Exercise objective
Look through the records below, and copy out every line that holds the string "this".

Data

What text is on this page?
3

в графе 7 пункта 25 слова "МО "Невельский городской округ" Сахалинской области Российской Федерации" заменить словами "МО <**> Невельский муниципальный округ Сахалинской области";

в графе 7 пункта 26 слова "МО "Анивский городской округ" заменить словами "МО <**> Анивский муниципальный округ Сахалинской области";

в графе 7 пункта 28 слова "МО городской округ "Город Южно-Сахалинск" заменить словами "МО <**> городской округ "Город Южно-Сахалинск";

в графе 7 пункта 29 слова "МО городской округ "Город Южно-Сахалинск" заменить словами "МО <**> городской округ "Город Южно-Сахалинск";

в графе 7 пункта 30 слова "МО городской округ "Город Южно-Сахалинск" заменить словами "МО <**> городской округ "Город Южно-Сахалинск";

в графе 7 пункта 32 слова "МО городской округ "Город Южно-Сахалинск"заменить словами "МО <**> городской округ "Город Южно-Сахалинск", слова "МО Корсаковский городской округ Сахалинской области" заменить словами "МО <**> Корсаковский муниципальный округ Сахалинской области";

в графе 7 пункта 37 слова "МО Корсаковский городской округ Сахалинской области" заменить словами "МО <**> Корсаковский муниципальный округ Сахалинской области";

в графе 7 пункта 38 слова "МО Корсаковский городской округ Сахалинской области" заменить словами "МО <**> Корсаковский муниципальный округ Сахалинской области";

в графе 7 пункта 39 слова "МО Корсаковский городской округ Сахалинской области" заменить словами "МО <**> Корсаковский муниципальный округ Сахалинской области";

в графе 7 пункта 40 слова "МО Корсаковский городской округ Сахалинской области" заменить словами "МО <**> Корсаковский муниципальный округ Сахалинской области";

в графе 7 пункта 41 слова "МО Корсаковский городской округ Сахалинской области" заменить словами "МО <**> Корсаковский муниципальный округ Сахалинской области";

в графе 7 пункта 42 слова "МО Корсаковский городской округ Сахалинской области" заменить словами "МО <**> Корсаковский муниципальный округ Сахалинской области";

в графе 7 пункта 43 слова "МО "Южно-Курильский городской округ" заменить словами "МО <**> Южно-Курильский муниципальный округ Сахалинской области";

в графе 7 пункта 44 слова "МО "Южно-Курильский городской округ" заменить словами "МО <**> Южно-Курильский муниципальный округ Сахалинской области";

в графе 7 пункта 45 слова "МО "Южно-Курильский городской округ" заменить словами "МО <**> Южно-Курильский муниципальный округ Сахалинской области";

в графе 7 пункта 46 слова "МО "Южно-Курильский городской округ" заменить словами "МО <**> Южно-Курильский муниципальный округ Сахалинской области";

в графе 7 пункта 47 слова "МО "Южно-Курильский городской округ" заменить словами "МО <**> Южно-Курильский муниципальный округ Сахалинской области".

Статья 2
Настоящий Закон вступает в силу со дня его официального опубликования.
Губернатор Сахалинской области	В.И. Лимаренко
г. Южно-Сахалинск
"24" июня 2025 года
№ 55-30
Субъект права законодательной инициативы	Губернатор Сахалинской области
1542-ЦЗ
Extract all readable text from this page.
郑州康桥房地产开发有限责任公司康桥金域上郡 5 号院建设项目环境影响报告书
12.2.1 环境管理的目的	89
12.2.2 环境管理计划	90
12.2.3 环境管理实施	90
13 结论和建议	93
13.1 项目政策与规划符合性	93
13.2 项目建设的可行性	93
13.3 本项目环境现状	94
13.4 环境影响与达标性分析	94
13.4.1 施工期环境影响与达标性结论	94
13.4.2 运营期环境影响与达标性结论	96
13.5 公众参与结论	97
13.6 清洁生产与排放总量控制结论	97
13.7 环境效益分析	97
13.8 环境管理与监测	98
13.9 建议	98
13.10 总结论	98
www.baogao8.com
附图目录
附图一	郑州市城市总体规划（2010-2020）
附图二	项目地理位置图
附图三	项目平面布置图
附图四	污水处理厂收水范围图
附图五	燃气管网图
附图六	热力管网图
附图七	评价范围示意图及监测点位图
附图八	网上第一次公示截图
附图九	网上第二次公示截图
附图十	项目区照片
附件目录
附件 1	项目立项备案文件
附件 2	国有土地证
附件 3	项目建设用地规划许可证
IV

Right answer
What text is on this page?
Extract all readable text from this page.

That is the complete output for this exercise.